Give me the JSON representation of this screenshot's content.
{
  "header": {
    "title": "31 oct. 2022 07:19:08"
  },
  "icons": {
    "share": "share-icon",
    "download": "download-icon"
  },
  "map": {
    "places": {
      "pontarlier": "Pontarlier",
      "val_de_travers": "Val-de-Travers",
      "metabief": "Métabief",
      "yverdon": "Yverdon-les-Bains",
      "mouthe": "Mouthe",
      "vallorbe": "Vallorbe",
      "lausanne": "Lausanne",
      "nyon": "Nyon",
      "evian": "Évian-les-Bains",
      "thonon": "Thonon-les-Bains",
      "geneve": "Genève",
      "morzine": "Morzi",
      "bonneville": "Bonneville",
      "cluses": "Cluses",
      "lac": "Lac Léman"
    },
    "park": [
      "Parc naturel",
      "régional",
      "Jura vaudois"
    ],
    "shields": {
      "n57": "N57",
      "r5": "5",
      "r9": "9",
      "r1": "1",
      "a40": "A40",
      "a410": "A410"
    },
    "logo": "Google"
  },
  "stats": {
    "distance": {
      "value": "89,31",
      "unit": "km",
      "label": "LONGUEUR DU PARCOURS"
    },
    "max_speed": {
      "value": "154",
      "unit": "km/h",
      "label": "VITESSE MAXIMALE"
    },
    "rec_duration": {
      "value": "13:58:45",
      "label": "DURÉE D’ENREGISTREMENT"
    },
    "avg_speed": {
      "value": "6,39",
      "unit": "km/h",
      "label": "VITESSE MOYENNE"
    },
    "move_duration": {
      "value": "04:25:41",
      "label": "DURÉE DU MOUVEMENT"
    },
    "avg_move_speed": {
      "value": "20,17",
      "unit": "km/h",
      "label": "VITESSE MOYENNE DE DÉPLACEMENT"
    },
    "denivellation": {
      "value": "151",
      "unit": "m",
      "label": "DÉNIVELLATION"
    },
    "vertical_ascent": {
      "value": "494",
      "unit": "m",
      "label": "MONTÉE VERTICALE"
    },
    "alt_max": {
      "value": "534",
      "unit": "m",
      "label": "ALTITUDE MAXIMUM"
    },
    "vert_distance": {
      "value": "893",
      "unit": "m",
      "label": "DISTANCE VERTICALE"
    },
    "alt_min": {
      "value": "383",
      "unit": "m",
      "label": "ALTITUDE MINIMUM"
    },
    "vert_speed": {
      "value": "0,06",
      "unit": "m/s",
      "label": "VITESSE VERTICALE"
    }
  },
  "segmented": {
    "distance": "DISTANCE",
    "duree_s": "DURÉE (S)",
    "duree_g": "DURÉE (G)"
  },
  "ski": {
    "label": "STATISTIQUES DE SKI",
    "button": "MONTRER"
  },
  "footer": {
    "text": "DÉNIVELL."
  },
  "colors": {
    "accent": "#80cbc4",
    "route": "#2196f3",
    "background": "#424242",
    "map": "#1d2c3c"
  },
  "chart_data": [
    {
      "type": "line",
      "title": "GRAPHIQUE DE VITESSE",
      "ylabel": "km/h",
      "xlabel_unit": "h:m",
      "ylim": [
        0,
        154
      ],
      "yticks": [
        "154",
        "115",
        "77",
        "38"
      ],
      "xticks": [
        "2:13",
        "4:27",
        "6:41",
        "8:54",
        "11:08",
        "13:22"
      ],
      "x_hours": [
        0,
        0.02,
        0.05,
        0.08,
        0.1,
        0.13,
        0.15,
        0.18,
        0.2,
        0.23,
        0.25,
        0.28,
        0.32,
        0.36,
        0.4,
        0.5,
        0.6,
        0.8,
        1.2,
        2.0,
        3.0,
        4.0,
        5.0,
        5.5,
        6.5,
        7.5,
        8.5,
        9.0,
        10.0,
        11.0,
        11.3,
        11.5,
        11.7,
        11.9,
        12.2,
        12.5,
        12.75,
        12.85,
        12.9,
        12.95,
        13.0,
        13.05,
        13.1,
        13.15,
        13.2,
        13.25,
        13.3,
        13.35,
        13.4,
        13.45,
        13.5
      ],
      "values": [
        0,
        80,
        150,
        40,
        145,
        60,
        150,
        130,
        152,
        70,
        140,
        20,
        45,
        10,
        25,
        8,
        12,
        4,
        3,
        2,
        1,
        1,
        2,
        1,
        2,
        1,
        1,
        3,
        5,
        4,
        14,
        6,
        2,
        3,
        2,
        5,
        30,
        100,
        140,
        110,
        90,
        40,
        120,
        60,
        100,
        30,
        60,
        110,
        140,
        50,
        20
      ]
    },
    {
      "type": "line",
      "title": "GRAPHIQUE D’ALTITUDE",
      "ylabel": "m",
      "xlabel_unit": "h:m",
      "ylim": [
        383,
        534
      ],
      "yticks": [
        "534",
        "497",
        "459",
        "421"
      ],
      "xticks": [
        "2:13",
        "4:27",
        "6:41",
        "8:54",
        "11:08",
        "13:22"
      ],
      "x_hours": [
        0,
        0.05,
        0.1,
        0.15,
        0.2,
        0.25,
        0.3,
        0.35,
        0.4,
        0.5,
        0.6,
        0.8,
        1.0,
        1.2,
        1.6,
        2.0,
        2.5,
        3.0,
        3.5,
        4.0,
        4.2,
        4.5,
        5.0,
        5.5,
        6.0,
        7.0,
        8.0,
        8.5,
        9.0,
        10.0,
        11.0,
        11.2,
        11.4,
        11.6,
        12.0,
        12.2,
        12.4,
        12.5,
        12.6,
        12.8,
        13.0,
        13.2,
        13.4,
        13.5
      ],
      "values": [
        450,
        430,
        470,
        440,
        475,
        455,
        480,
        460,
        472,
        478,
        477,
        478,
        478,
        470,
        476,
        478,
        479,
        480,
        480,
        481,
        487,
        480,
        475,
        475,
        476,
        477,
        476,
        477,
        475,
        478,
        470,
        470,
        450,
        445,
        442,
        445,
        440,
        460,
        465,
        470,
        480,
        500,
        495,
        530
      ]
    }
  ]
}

..............................

(TASK DIRECTIONS)
Exact copies of all the records are required.

(EXPECTED ANSWER)
Give me the JSON representation of this screenshot's content.
{
  "header": {
    "title": "31 oct. 2022 07:19:08"
  },
  "icons": {
    "share": "share-icon",
    "download": "download-icon"
  },
  "map": {
    "places": {
      "pontarlier": "Pontarlier",
      "val_de_travers": "Val-de-Travers",
      "metabief": "Métabief",
      "yverdon": "Yverdon-les-Bains",
      "mouthe": "Mouthe",
      "vallorbe": "Vallorbe",
      "lausanne": "Lausanne",
      "nyon": "Nyon",
      "evian": "Évian-les-Bains",
      "thonon": "Thonon-les-Bains",
      "geneve": "Genève",
      "morzine": "Morzi",
      "bonneville": "Bonneville",
      "cluses": "Cluses",
      "lac": "Lac Léman"
    },
    "park": [
      "Parc naturel",
      "régional",
      "Jura vaudois"
    ],
    "shields": {
      "n57": "N57",
      "r5": "5",
      "r9": "9",
      "r1": "1",
      "a40": "A40",
      "a410": "A410"
    },
    "logo": "Google"
  },
  "stats": {
    "distance": {
      "value": "89,31",
      "unit": "km",
      "label": "LONGUEUR DU PARCOURS"
    },
    "max_speed": {
      "value": "154",
      "unit": "km/h",
      "label": "VITESSE MAXIMALE"
    },
    "rec_duration": {
      "value": "13:58:45",
      "label": "DURÉE D’ENREGISTREMENT"
    },
    "avg_speed": {
      "value": "6,39",
      "unit": "km/h",
      "label": "VITESSE MOYENNE"
    },
    "move_duration": {
      "value": "04:25:41",
      "label": "DURÉE DU MOUVEMENT"
    },
    "avg_move_speed": {
      "value": "20,17",
      "unit": "km/h",
      "label": "VITESSE MOYENNE DE DÉPLACEMENT"
    },
    "denivellation": {
      "value": "151",
      "unit": "m",
      "label": "DÉNIVELLATION"
    },
    "vertical_ascent": {
      "value": "494",
      "unit": "m",
      "label": "MONTÉE VERTICALE"
    },
    "alt_max": {
      "value": "534",
      "unit": "m",
      "label": "ALTITUDE MAXIMUM"
    },
    "vert_distance": {
      "value": "893",
      "unit": "m",
      "label": "DISTANCE VERTICALE"
    },
    "alt_min": {
      "value": "383",
      "unit": "m",
      "label": "ALTITUDE MINIMUM"
    },
    "vert_speed": {
      "value": "0,06",
      "unit": "m/s",
      "label": "VITESSE VERTICALE"
    }
  },
  "segmented": {
    "distance": "DISTANCE",
    "duree_s": "DURÉE (S)",
    "duree_g": "DURÉE (G)"
  },
  "ski": {
    "label": "STATISTIQUES DE SKI",
    "button": "MONTRER"
  },
  "footer": {
    "text": "DÉNIVELL."
  },
  "colors": {
    "accent": "#80cbc4",
    "route": "#2196f3",
    "background": "#424242",
    "map": "#1d2c3c"
  },
  "chart_data": [
    {
      "type": "line",
      "title": "GRAPHIQUE DE VITESSE",
      "ylabel": "km/h",
      "xlabel_unit": "h:m",
      "ylim": [
        0,
        154
      ],
      "yticks": [
        "154",
        "115",
        "77",
        "38"
      ],
      "xticks": [
        "2:13",
        "4:27",
        "6:41",
        "8:54",
        "11:08",
        "13:22"
      ],
      "x_hours": [
        0,
        0.02,
        0.05,
        0.08,
        0.1,
        0.13,
        0.15,
        0.18,
        0.2,
        0.23,
        0.25,
        0.28,
        0.32,
        0.36,
        0.4,
        0.5,
        0.6,
        0.8,
        1.2,
        2.0,
        3.0,
        4.0,
        5.0,
        5.5,
        6.5,
        7.5,
        8.5,
        9.0,
        10.0,
        11.0,
        11.3,
        11.5,
        11.7,
        11.9,
        12.2,
        12.5,
        12.75,
        12.85,
        12.9,
        12.95,
        13.0,
        13.05,
        13.1,
        13.15,
        13.2,
        13.25,
        13.3,
        13.35,
        13.4,
        13.45,
        13.5
      ],
      "values": [
        0,
        80,
        150,
        40,
        145,
        60,
        150,
        130,
        152,
        70,
        140,
        20,
        45,
        10,
        25,
        8,
        12,
        4,
        3,
        2,
        1,
        1,
        2,
        1,
        2,
        1,
        1,
        3,
        5,
        4,
        14,
        6,
        2,
        3,
        2,
        5,
        30,
        100,
        140,
        110,
        90,
        40,
        120,
        60,
        100,
        30,
        60,
        110,
        140,
        50,
        20
      ]
    },
    {
      "type": "line",
      "title": "GRAPHIQUE D’ALTITUDE",
      "ylabel": "m",
      "xlabel_unit": "h:m",
      "ylim": [
        383,
        534
      ],
      "yticks": [
        "534",
        "497",
        "459",
        "421"
      ],
      "xticks": [
        "2:13",
        "4:27",
        "6:41",
        "8:54",
        "11:08",
        "13:22"
      ],
      "x_hours": [
        0,
        0.05,
        0.1,
        0.15,
        0.2,
        0.25,
        0.3,
        0.35,
        0.4,
        0.5,
        0.6,
        0.8,
        1.0,
        1.2,
        1.6,
        2.0,
        2.5,
        3.0,
        3.5,
        4.0,
        4.2,
        4.5,
        5.0,
        5.5,
        6.0,
        7.0,
        8.0,
        8.5,
        9.0,
        10.0,
        11.0,
        11.2,
        11.4,
        11.6,
        12.0,
        12.2,
        12.4,
        12.5,
        12.6,
        12.8,
        13.0,
        13.2,
        13.4,
        13.5
      ],
      "values": [
        450,
        430,
        470,
        440,
        475,
        455,
        480,
        460,
        472,
        478,
        477,
        478,
        478,
        470,
        476,
        478,
        479,
        480,
        480,
        481,
        487,
        480,
        475,
        475,
        476,
        477,
        476,
        477,
        475,
        478,
        470,
        470,
        450,
        445,
        442,
        445,
        440,
        460,
        465,
        470,
        480,
        500,
        495,
        530
      ]
    }
  ]
}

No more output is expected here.